Erfolgreich zu sein, bedeutet ja nicht automatisch Qualitätsdefizit. Fazit: Mit diesen Konzerten hat der Hafensommer neue Besucher erreicht und ist wirtschaftlich erfolgreich gestartet.

Aber schon am fünften Festivaltag geschah, was bei jedem Veranstalter von Open-Air-Konzerten Angstschweiß und Sorgenfalten erzeugt: Es war der Tag, als der Regen kam. Und zwar von früh bis spät. Ausgerechnet beim „Jungen Hafen“, der für Schülerinnen und Schüler reserviert ist. Die ließen sich aber davon nur mäßig beeindrucken und alle Workshops und Konzerte fanden wie geplant statt, berichtet Sybille Linke, die Leiterin des Fachbereichs Kultur, die dieses Format im Vorjahr erstmals einführte. Zum Abschluss gab‘s ein fulminantes Konzert mit der Raggabund und der Regen war schon fast vergessen.

===

__Anforderung 1__: Schreiben Sie aus den Zeilen unten alles vom Anfang bis einschließlich der Zeile mit „status-time: 5:39 [26, 6, 60, 24]“ unverändert ab.

===

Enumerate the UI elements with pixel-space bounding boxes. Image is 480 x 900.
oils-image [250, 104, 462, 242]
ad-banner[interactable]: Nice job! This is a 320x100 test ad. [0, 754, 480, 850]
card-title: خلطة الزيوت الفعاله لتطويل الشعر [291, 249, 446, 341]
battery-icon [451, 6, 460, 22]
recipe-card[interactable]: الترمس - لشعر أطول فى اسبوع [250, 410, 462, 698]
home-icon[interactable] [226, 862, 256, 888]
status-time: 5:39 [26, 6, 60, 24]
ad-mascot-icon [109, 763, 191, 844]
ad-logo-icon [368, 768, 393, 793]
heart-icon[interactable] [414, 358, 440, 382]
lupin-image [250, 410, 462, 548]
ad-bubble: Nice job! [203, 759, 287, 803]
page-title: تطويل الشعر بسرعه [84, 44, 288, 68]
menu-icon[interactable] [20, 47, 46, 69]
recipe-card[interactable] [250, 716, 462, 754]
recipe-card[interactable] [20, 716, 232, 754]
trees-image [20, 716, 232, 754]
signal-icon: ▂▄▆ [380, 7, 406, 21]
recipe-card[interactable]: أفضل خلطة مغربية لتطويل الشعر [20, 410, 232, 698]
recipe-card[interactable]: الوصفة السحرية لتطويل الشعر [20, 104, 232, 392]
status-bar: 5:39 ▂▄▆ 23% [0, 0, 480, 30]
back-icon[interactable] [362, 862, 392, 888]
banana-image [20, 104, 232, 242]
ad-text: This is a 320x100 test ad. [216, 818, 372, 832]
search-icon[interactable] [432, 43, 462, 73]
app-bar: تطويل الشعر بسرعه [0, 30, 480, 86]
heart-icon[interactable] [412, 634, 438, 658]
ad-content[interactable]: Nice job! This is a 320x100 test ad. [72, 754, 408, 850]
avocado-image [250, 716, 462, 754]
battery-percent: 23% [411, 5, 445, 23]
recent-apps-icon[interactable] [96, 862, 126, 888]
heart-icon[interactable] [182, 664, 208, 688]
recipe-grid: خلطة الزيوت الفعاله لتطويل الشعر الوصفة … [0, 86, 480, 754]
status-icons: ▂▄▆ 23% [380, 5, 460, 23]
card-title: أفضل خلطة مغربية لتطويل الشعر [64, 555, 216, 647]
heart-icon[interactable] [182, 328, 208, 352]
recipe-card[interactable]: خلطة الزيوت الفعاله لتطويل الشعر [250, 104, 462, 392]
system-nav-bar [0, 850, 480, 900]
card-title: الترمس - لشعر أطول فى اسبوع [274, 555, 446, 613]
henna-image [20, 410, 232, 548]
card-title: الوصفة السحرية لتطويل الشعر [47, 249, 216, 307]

===

__Anforderung 2__: Geben Sie den Abschnitt des Textes über den Hafensommer von „Aber schon am“ bis einschließlich „schon fast vergessen.“ erneut wieder und ersetzen Sie dabei „Regen“ durch „Sturm“.

__Endergebnis 1__:
Enumerate the UI elements with pixel-space bounding boxes. Image is 480 x 900.
oils-image [250, 104, 462, 242]
ad-banner[interactable]: Nice job! This is a 320x100 test ad. [0, 754, 480, 850]
card-title: خلطة الزيوت الفعاله لتطويل الشعر [291, 249, 446, 341]
battery-icon [451, 6, 460, 22]
recipe-card[interactable]: الترمس - لشعر أطول فى اسبوع [250, 410, 462, 698]
home-icon[interactable] [226, 862, 256, 888]
status-time: 5:39 [26, 6, 60, 24]

__Endergebnis 2__:
Aber schon am fünften Festivaltag geschah, was bei jedem Veranstalter von Open-Air-Konzerten Angstschweiß und Sorgenfalten erzeugt: Es war der Tag, als der Sturm kam. Und zwar von früh bis spät. Ausgerechnet beim „Jungen Hafen“, der für Schülerinnen und Schüler reserviert ist. Die ließen sich aber davon nur mäßig beeindrucken und alle Workshops und Konzerte fanden wie geplant statt, berichtet Sybille Linke, die Leiterin des Fachbereichs Kultur, die dieses Format im Vorjahr erstmals einführte. Zum Abschluss gab‘s ein fulminantes Konzert mit der Raggabund und der Sturm war schon fast vergessen.